##### SUPPLIED MATERIAL

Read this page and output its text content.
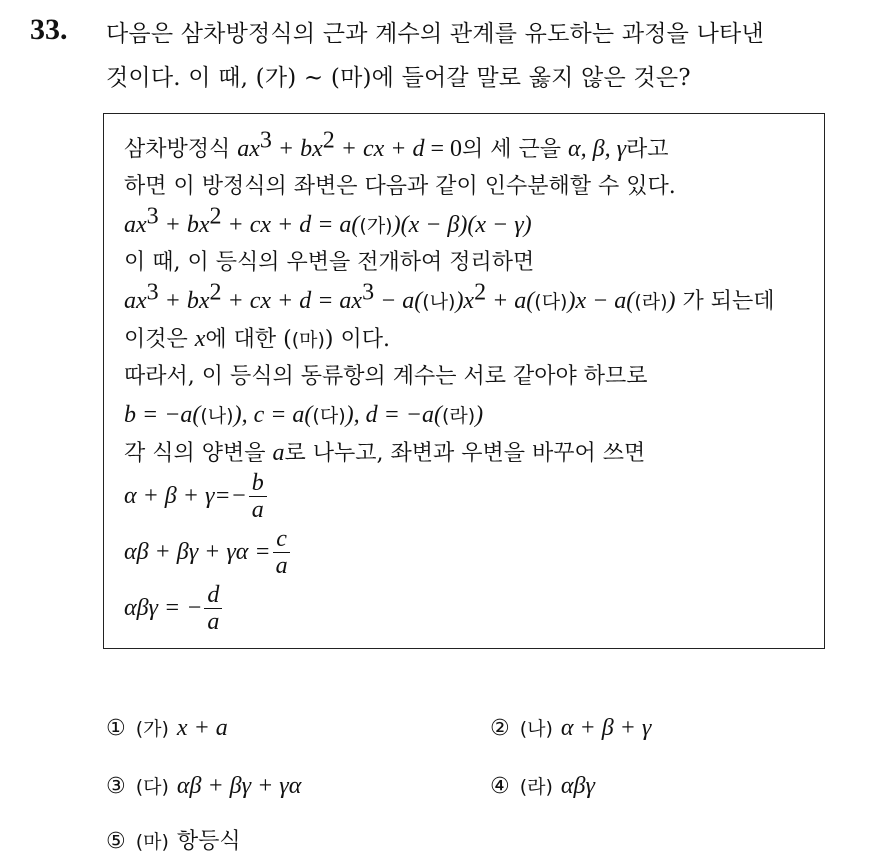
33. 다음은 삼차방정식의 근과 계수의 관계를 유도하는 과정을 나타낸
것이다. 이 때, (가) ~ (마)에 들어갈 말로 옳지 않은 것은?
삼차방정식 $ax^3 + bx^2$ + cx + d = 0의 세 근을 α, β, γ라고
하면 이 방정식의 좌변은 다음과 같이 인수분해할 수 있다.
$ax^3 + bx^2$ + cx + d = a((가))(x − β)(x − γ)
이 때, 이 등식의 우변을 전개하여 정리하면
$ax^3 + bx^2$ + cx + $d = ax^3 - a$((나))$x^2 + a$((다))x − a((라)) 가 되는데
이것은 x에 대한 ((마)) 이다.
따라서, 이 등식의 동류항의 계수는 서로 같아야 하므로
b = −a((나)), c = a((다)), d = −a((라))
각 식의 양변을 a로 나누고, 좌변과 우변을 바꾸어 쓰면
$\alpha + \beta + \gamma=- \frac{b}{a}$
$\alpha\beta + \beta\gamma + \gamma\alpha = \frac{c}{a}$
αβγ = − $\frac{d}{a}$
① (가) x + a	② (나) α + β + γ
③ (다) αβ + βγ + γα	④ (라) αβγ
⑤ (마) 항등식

##########

▸ **SHORT PROBLEM**: Search the data above for lines holding "alpha" and copy each of them.

▸ **FULL SOLUTION**:
$\alpha + \beta + \gamma=- \frac{b}{a}$
$\alpha\beta + \beta\gamma + \gamma\alpha = \frac{c}{a}$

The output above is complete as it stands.